■ YOUR OBJECTIVE ■
Return the full material exactly.

Stored data entries:
◆ ◆ ◆ ◆ ◆ ◆ ◆

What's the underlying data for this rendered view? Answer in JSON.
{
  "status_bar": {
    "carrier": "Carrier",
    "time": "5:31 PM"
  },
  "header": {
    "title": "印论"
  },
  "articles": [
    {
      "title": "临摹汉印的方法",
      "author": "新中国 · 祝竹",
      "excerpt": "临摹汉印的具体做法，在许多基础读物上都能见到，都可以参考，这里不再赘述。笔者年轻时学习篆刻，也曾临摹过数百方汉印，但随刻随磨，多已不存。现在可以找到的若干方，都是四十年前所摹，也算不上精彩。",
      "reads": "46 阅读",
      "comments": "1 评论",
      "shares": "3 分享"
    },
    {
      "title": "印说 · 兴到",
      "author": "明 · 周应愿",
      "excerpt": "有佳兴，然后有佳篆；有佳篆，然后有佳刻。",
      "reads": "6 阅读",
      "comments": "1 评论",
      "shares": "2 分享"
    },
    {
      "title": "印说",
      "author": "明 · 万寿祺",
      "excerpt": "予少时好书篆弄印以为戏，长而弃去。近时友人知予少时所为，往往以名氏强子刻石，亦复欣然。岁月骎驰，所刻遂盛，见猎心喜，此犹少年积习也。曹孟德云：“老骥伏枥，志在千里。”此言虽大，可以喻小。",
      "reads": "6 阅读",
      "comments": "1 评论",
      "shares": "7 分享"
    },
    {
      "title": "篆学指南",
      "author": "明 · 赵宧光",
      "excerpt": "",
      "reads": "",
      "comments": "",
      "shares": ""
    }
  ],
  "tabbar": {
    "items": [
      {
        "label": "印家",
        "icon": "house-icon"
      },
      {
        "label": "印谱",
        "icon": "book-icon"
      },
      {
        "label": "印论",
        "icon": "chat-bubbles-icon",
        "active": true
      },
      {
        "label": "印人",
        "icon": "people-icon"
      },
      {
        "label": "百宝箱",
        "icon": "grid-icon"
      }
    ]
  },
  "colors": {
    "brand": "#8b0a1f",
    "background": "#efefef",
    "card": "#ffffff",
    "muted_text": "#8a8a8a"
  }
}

◆ ◆ ◆ ◆ ◆ ◆ ◆

■ COMPLETED TASK ■
What's the underlying data for this rendered view? Answer in JSON.
{
  "status_bar": {
    "carrier": "Carrier",
    "time": "5:31 PM"
  },
  "header": {
    "title": "印论"
  },
  "articles": [
    {
      "title": "临摹汉印的方法",
      "author": "新中国 · 祝竹",
      "excerpt": "临摹汉印的具体做法，在许多基础读物上都能见到，都可以参考，这里不再赘述。笔者年轻时学习篆刻，也曾临摹过数百方汉印，但随刻随磨，多已不存。现在可以找到的若干方，都是四十年前所摹，也算不上精彩。",
      "reads": "46 阅读",
      "comments": "1 评论",
      "shares": "3 分享"
    },
    {
      "title": "印说 · 兴到",
      "author": "明 · 周应愿",
      "excerpt": "有佳兴，然后有佳篆；有佳篆，然后有佳刻。",
      "reads": "6 阅读",
      "comments": "1 评论",
      "shares": "2 分享"
    },
    {
      "title": "印说",
      "author": "明 · 万寿祺",
      "excerpt": "予少时好书篆弄印以为戏，长而弃去。近时友人知予少时所为，往往以名氏强子刻石，亦复欣然。岁月骎驰，所刻遂盛，见猎心喜，此犹少年积习也。曹孟德云：“老骥伏枥，志在千里。”此言虽大，可以喻小。",
      "reads": "6 阅读",
      "comments": "1 评论",
      "shares": "7 分享"
    },
    {
      "title": "篆学指南",
      "author": "明 · 赵宧光",
      "excerpt": "",
      "reads": "",
      "comments": "",
      "shares": ""
    }
  ],
  "tabbar": {
    "items": [
      {
        "label": "印家",
        "icon": "house-icon"
      },
      {
        "label": "印谱",
        "icon": "book-icon"
      },
      {
        "label": "印论",
        "icon": "chat-bubbles-icon",
        "active": true
      },
      {
        "label": "印人",
        "icon": "people-icon"
      },
      {
        "label": "百宝箱",
        "icon": "grid-icon"
      }
    ]
  },
  "colors": {
    "brand": "#8b0a1f",
    "background": "#efefef",
    "card": "#ffffff",
    "muted_text": "#8a8a8a"
  }
}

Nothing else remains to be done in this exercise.